● OBJECTIVE
Rewrite the items from their start through the line containing "column-header: P value xyxy=(402,45,492,80)", both ends included, with "screenshot" replaced by "image" and everything else left unchanged.

####

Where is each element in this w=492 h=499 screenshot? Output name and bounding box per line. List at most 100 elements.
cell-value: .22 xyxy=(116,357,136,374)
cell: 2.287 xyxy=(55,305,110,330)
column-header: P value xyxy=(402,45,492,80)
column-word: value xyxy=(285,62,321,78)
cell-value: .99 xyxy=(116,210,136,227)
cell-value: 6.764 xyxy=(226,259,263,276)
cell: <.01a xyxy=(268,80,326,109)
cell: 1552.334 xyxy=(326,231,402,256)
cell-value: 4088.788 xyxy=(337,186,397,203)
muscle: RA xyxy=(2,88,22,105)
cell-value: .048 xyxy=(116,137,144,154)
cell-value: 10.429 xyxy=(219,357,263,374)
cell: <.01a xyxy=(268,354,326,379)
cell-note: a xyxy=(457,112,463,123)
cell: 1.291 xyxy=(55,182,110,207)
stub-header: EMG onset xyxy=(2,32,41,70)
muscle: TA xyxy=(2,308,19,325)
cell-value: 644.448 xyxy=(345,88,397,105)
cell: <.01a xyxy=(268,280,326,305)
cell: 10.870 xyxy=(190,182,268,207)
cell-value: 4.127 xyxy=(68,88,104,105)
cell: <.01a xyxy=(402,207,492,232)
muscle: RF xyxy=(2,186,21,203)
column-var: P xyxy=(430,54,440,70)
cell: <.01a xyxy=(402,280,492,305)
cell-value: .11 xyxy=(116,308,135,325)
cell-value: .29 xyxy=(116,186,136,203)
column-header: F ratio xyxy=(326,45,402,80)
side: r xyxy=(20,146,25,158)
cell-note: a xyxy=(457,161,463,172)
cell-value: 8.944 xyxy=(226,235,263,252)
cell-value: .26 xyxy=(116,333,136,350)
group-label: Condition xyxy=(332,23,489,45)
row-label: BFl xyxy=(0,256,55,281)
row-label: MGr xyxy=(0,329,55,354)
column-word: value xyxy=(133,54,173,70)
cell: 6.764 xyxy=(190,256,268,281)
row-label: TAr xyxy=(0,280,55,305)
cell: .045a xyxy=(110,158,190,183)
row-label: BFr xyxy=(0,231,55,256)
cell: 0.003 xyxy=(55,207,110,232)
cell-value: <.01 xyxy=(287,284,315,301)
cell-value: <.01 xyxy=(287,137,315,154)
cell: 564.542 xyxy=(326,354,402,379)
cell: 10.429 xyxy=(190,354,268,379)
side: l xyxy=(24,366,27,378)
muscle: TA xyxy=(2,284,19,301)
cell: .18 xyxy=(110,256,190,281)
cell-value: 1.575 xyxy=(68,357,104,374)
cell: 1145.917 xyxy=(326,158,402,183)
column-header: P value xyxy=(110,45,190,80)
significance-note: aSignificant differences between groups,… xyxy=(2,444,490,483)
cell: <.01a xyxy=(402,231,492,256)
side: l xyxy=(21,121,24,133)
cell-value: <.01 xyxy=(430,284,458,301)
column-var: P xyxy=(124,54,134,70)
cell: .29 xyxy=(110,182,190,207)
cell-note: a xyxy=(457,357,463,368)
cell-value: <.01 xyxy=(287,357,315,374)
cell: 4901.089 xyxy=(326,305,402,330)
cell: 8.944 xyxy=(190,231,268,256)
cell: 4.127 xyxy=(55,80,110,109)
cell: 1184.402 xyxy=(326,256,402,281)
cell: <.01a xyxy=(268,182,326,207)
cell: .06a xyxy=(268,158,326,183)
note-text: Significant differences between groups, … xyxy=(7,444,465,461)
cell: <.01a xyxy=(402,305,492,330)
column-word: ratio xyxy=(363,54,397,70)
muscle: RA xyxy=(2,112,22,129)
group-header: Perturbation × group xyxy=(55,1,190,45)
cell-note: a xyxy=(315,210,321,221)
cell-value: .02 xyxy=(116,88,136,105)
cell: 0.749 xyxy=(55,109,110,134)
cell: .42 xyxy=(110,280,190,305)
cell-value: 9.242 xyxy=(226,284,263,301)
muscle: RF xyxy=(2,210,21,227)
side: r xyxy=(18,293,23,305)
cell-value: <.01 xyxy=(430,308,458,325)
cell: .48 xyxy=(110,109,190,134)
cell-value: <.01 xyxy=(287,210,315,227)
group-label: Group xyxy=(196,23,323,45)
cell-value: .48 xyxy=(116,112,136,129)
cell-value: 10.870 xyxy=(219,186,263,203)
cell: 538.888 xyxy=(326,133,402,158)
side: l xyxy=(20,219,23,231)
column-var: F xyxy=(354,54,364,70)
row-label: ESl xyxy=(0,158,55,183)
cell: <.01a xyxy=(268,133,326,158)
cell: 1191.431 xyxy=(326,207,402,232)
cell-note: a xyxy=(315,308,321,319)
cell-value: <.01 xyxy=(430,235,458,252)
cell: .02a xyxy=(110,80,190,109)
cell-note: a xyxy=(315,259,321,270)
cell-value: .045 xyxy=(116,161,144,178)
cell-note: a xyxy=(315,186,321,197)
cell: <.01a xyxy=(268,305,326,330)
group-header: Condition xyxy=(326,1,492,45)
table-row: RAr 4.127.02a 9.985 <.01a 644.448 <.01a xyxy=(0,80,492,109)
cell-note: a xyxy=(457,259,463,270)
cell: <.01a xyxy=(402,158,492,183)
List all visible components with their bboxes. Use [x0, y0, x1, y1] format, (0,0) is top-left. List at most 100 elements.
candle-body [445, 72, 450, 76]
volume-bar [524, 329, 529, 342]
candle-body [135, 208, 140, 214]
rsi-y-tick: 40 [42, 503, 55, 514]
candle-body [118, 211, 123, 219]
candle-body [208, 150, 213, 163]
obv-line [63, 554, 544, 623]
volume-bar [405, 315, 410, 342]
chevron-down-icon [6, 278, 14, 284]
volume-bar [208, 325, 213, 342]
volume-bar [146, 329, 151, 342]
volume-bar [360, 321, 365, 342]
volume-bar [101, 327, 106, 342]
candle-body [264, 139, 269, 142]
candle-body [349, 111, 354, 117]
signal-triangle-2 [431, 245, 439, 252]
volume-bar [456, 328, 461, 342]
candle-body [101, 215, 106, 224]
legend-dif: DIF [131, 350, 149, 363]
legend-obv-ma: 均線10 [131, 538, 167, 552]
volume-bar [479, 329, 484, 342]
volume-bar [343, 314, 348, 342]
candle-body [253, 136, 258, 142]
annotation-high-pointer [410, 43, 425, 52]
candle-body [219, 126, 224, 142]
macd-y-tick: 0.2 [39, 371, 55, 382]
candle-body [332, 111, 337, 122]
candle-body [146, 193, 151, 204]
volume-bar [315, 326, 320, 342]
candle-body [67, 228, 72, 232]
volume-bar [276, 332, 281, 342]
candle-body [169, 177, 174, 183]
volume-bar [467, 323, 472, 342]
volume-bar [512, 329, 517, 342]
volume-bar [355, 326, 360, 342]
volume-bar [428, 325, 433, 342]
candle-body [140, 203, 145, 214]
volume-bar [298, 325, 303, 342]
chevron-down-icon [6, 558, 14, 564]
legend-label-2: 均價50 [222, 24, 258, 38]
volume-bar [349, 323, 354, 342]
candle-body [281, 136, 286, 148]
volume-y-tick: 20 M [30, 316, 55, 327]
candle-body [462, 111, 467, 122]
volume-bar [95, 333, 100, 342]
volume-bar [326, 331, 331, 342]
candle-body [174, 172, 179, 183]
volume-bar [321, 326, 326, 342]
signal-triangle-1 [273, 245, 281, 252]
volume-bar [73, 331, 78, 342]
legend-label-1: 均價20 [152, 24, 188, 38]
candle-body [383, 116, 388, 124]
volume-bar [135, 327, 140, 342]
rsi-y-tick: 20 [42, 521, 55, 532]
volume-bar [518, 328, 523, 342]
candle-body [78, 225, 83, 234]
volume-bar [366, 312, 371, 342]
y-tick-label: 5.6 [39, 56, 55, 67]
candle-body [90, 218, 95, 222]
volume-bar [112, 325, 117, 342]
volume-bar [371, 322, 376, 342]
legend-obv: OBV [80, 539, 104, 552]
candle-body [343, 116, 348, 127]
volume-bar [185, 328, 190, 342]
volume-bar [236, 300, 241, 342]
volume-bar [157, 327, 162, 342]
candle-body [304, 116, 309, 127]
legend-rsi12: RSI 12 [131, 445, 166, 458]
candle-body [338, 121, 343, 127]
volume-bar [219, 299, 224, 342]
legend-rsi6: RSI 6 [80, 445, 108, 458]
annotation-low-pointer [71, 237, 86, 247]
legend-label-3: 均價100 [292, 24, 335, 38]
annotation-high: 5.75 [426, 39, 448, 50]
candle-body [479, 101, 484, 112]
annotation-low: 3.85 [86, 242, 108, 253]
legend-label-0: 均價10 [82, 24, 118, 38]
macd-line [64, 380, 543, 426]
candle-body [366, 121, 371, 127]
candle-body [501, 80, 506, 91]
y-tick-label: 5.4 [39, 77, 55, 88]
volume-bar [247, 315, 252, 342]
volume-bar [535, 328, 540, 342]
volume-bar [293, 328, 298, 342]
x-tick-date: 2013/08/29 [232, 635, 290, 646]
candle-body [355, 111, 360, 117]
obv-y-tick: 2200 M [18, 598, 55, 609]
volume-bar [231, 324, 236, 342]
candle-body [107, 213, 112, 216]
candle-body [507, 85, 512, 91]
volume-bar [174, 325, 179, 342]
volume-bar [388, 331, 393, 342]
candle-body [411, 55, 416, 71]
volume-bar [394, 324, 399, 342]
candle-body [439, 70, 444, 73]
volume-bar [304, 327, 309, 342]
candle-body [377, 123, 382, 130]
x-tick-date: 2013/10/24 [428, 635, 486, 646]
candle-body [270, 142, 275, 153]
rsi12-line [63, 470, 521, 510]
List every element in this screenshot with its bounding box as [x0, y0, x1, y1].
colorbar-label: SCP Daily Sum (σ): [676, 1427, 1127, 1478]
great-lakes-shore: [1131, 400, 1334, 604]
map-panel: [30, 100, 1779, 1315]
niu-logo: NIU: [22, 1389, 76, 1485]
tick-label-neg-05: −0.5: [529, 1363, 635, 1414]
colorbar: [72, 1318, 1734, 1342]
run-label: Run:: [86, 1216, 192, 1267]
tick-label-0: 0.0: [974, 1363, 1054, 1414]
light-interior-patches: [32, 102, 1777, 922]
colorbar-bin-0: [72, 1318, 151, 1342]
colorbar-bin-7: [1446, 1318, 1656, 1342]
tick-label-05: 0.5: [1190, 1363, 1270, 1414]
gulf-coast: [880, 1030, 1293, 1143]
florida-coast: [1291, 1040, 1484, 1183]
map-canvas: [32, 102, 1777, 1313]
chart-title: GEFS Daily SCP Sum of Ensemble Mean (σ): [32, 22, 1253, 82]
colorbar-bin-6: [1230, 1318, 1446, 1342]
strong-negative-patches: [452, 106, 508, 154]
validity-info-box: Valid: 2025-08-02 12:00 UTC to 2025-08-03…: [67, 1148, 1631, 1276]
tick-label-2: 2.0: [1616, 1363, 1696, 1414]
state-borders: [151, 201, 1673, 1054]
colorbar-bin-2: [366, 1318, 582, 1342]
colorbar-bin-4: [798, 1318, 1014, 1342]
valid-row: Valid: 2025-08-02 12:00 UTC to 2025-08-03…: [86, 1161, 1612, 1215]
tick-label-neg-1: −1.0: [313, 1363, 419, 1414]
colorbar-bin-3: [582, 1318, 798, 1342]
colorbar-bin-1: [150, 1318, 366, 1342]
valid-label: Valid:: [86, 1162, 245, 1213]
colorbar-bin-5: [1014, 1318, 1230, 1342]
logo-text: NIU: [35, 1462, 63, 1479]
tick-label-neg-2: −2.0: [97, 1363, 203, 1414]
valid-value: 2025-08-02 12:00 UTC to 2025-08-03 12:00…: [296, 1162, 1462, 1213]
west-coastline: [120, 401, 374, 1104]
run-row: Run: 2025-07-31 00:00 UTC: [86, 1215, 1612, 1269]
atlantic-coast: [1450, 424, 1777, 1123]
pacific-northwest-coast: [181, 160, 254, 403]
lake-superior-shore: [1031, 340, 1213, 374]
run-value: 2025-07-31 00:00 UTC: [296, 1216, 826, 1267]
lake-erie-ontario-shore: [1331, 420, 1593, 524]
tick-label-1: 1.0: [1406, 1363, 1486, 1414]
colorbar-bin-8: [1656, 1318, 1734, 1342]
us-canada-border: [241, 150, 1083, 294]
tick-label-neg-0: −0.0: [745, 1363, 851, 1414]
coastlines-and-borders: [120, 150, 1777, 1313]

####

● ANSWER FOR THE TASK
Where is each element in this w=492 h=499 image? Output name and bounding box per line. List at most 100 elements.
cell-value: .22 xyxy=(116,357,136,374)
cell: 2.287 xyxy=(55,305,110,330)
column-header: P value xyxy=(402,45,492,80)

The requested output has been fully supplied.